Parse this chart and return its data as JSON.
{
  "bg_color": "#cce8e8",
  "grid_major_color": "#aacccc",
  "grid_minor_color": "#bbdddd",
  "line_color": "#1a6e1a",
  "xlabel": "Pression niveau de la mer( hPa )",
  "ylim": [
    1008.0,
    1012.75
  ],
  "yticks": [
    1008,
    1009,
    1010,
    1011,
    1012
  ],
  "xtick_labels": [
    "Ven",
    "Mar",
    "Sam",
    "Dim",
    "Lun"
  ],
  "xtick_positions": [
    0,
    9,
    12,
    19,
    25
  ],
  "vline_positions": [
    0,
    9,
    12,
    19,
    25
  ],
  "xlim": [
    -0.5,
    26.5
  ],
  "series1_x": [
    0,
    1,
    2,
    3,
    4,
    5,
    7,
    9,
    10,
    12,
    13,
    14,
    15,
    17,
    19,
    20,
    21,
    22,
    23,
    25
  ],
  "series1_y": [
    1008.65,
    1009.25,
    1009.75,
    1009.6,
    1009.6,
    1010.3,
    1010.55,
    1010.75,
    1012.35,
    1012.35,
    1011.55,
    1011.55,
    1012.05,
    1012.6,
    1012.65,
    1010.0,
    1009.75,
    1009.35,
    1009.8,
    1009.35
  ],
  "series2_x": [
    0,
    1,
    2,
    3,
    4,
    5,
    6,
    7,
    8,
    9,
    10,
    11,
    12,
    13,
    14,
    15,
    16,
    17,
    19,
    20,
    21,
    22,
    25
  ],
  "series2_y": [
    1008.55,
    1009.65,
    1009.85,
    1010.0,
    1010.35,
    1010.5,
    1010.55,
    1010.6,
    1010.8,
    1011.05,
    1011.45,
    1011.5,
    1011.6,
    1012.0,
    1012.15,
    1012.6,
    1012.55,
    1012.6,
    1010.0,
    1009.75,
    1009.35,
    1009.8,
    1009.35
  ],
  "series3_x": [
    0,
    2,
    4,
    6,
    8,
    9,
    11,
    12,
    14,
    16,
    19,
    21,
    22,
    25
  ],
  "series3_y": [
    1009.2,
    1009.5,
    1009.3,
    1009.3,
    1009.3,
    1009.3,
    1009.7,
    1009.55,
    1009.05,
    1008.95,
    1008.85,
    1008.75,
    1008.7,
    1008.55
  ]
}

◇ ◇ ◇

Copy every line verbatim.

* _SOLUTION TO THIS EXERCISE_
Parse this chart and return its data as JSON.
{
  "bg_color": "#cce8e8",
  "grid_major_color": "#aacccc",
  "grid_minor_color": "#bbdddd",
  "line_color": "#1a6e1a",
  "xlabel": "Pression niveau de la mer( hPa )",
  "ylim": [
    1008.0,
    1012.75
  ],
  "yticks": [
    1008,
    1009,
    1010,
    1011,
    1012
  ],
  "xtick_labels": [
    "Ven",
    "Mar",
    "Sam",
    "Dim",
    "Lun"
  ],
  "xtick_positions": [
    0,
    9,
    12,
    19,
    25
  ],
  "vline_positions": [
    0,
    9,
    12,
    19,
    25
  ],
  "xlim": [
    -0.5,
    26.5
  ],
  "series1_x": [
    0,
    1,
    2,
    3,
    4,
    5,
    7,
    9,
    10,
    12,
    13,
    14,
    15,
    17,
    19,
    20,
    21,
    22,
    23,
    25
  ],
  "series1_y": [
    1008.65,
    1009.25,
    1009.75,
    1009.6,
    1009.6,
    1010.3,
    1010.55,
    1010.75,
    1012.35,
    1012.35,
    1011.55,
    1011.55,
    1012.05,
    1012.6,
    1012.65,
    1010.0,
    1009.75,
    1009.35,
    1009.8,
    1009.35
  ],
  "series2_x": [
    0,
    1,
    2,
    3,
    4,
    5,
    6,
    7,
    8,
    9,
    10,
    11,
    12,
    13,
    14,
    15,
    16,
    17,
    19,
    20,
    21,
    22,
    25
  ],
  "series2_y": [
    1008.55,
    1009.65,
    1009.85,
    1010.0,
    1010.35,
    1010.5,
    1010.55,
    1010.6,
    1010.8,
    1011.05,
    1011.45,
    1011.5,
    1011.6,
    1012.0,
    1012.15,
    1012.6,
    1012.55,
    1012.6,
    1010.0,
    1009.75,
    1009.35,
    1009.8,
    1009.35
  ],
  "series3_x": [
    0,
    2,
    4,
    6,
    8,
    9,
    11,
    12,
    14,
    16,
    19,
    21,
    22,
    25
  ],
  "series3_y": [
    1009.2,
    1009.5,
    1009.3,
    1009.3,
    1009.3,
    1009.3,
    1009.7,
    1009.55,
    1009.05,
    1008.95,
    1008.85,
    1008.75,
    1008.7,
    1008.55
  ]
}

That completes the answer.